_EXERCISE OBJECTIVE:_ Write each line out again exactly as written.

──────────────────────────────

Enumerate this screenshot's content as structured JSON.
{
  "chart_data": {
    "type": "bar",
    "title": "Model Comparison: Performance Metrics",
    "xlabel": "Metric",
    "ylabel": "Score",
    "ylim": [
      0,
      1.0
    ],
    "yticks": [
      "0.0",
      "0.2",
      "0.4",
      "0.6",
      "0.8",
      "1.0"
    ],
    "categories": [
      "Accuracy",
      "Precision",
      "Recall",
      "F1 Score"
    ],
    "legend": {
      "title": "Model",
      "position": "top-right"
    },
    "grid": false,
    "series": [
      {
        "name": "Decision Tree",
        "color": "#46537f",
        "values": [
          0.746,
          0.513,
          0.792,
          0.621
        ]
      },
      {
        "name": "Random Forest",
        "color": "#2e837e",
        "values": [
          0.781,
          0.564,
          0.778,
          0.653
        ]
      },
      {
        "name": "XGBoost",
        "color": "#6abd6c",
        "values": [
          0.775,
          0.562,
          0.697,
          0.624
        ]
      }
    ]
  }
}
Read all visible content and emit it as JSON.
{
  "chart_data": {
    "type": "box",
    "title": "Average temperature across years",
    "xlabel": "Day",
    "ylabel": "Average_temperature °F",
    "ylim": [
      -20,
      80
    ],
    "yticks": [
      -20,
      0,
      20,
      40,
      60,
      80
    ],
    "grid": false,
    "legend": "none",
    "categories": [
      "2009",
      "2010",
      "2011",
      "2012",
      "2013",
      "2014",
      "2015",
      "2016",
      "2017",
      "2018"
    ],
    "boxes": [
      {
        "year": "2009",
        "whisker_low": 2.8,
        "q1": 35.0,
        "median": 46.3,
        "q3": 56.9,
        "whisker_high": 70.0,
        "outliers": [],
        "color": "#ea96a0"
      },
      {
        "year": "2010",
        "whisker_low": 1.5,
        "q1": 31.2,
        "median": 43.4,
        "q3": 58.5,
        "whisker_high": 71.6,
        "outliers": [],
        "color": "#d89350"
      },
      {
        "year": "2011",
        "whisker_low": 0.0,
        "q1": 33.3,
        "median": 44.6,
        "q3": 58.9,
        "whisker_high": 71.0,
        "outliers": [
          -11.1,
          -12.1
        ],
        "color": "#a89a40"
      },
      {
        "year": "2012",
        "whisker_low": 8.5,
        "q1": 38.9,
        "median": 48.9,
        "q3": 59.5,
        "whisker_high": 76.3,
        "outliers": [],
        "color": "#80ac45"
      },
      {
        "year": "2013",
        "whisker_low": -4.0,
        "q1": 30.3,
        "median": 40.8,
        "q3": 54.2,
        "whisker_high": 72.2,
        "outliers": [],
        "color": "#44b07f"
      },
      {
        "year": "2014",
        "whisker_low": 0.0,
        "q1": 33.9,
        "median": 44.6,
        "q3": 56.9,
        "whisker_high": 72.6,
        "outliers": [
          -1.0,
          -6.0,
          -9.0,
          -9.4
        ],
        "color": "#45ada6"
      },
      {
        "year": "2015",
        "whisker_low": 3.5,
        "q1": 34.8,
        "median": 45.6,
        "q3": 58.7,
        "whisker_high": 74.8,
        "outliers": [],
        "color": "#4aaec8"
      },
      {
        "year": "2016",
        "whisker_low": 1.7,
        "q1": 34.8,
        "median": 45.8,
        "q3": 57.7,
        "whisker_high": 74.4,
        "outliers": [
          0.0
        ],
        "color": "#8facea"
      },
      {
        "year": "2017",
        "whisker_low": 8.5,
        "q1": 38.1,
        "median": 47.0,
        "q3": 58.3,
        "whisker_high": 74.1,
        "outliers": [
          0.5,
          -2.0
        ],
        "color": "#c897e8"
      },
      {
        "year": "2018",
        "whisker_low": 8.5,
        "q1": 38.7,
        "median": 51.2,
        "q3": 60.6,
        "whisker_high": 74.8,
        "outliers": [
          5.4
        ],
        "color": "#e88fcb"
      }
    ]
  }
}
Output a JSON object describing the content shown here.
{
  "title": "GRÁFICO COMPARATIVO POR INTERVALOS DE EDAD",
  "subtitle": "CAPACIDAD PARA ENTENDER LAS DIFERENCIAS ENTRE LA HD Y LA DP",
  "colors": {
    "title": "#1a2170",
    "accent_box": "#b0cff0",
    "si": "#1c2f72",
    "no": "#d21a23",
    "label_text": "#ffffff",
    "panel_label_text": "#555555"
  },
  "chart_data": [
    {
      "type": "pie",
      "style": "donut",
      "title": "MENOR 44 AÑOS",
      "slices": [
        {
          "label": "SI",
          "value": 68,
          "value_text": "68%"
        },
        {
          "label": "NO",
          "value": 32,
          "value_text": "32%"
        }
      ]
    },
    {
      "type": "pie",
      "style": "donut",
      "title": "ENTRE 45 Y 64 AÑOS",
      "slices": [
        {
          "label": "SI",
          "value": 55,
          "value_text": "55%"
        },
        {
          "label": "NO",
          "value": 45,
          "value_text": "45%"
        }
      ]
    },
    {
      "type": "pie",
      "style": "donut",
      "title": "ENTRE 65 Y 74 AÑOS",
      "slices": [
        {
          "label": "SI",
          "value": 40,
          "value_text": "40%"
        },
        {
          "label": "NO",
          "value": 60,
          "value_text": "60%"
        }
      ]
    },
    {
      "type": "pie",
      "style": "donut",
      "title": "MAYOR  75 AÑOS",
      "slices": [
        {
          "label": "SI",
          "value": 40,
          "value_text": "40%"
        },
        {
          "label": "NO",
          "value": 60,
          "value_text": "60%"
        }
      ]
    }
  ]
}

──────────────────────────────

_ANSWER TO THE TASK:_
Enumerate this screenshot's content as structured JSON.
{
  "chart_data": {
    "type": "bar",
    "title": "Model Comparison: Performance Metrics",
    "xlabel": "Metric",
    "ylabel": "Score",
    "ylim": [
      0,
      1.0
    ],
    "yticks": [
      "0.0",
      "0.2",
      "0.4",
      "0.6",
      "0.8",
      "1.0"
    ],
    "categories": [
      "Accuracy",
      "Precision",
      "Recall",
      "F1 Score"
    ],
    "legend": {
      "title": "Model",
      "position": "top-right"
    },
    "grid": false,
    "series": [
      {
        "name": "Decision Tree",
        "color": "#46537f",
        "values": [
          0.746,
          0.513,
          0.792,
          0.621
        ]
      },
      {
        "name": "Random Forest",
        "color": "#2e837e",
        "values": [
          0.781,
          0.564,
          0.778,
          0.653
        ]
      },
      {
        "name": "XGBoost",
        "color": "#6abd6c",
        "values": [
          0.775,
          0.562,
          0.697,
          0.624
        ]
      }
    ]
  }
}
Read all visible content and emit it as JSON.
{
  "chart_data": {
    "type": "box",
    "title": "Average temperature across years",
    "xlabel": "Day",
    "ylabel": "Average_temperature °F",
    "ylim": [
      -20,
      80
    ],
    "yticks": [
      -20,
      0,
      20,
      40,
      60,
      80
    ],
    "grid": false,
    "legend": "none",
    "categories": [
      "2009",
      "2010",
      "2011",
      "2012",
      "2013",
      "2014",
      "2015",
      "2016",
      "2017",
      "2018"
    ],
    "boxes": [
      {
        "year": "2009",
        "whisker_low": 2.8,
        "q1": 35.0,
        "median": 46.3,
        "q3": 56.9,
        "whisker_high": 70.0,
        "outliers": [],
        "color": "#ea96a0"
      },
      {
        "year": "2010",
        "whisker_low": 1.5,
        "q1": 31.2,
        "median": 43.4,
        "q3": 58.5,
        "whisker_high": 71.6,
        "outliers": [],
        "color": "#d89350"
      },
      {
        "year": "2011",
        "whisker_low": 0.0,
        "q1": 33.3,
        "median": 44.6,
        "q3": 58.9,
        "whisker_high": 71.0,
        "outliers": [
          -11.1,
          -12.1
        ],
        "color": "#a89a40"
      },
      {
        "year": "2012",
        "whisker_low": 8.5,
        "q1": 38.9,
        "median": 48.9,
        "q3": 59.5,
        "whisker_high": 76.3,
        "outliers": [],
        "color": "#80ac45"
      },
      {
        "year": "2013",
        "whisker_low": -4.0,
        "q1": 30.3,
        "median": 40.8,
        "q3": 54.2,
        "whisker_high": 72.2,
        "outliers": [],
        "color": "#44b07f"
      },
      {
        "year": "2014",
        "whisker_low": 0.0,
        "q1": 33.9,
        "median": 44.6,
        "q3": 56.9,
        "whisker_high": 72.6,
        "outliers": [
          -1.0,
          -6.0,
          -9.0,
          -9.4
        ],
        "color": "#45ada6"
      },
      {
        "year": "2015",
        "whisker_low": 3.5,
        "q1": 34.8,
        "median": 45.6,
        "q3": 58.7,
        "whisker_high": 74.8,
        "outliers": [],
        "color": "#4aaec8"
      },
      {
        "year": "2016",
        "whisker_low": 1.7,
        "q1": 34.8,
        "median": 45.8,
        "q3": 57.7,
        "whisker_high": 74.4,
        "outliers": [
          0.0
        ],
        "color": "#8facea"
      },
      {
        "year": "2017",
        "whisker_low": 8.5,
        "q1": 38.1,
        "median": 47.0,
        "q3": 58.3,
        "whisker_high": 74.1,
        "outliers": [
          0.5,
          -2.0
        ],
        "color": "#c897e8"
      },
      {
        "year": "2018",
        "whisker_low": 8.5,
        "q1": 38.7,
        "median": 51.2,
        "q3": 60.6,
        "whisker_high": 74.8,
        "outliers": [
          5.4
        ],
        "color": "#e88fcb"
      }
    ]
  }
}
Output a JSON object describing the content shown here.
{
  "title": "GRÁFICO COMPARATIVO POR INTERVALOS DE EDAD",
  "subtitle": "CAPACIDAD PARA ENTENDER LAS DIFERENCIAS ENTRE LA HD Y LA DP",
  "colors": {
    "title": "#1a2170",
    "accent_box": "#b0cff0",
    "si": "#1c2f72",
    "no": "#d21a23",
    "label_text": "#ffffff",
    "panel_label_text": "#555555"
  },
  "chart_data": [
    {
      "type": "pie",
      "style": "donut",
      "title": "MENOR 44 AÑOS",
      "slices": [
        {
          "label": "SI",
          "value": 68,
          "value_text": "68%"
        },
        {
          "label": "NO",
          "value": 32,
          "value_text": "32%"
        }
      ]
    },
    {
      "type": "pie",
      "style": "donut",
      "title": "ENTRE 45 Y 64 AÑOS",
      "slices": [
        {
          "label": "SI",
          "value": 55,
          "value_text": "55%"
        },
        {
          "label": "NO",
          "value": 45,
          "value_text": "45%"
        }
      ]
    },
    {
      "type": "pie",
      "style": "donut",
      "title": "ENTRE 65 Y 74 AÑOS",
      "slices": [
        {
          "label": "SI",
          "value": 40,
          "value_text": "40%"
        },
        {
          "label": "NO",
          "value": 60,
          "value_text": "60%"
        }
      ]
    },
    {
      "type": "pie",
      "style": "donut",
      "title": "MAYOR  75 AÑOS",
      "slices": [
        {
          "label": "SI",
          "value": 40,
          "value_text": "40%"
        },
        {
          "label": "NO",
          "value": 60,
          "value_text": "60%"
        }
      ]
    }
  ]
}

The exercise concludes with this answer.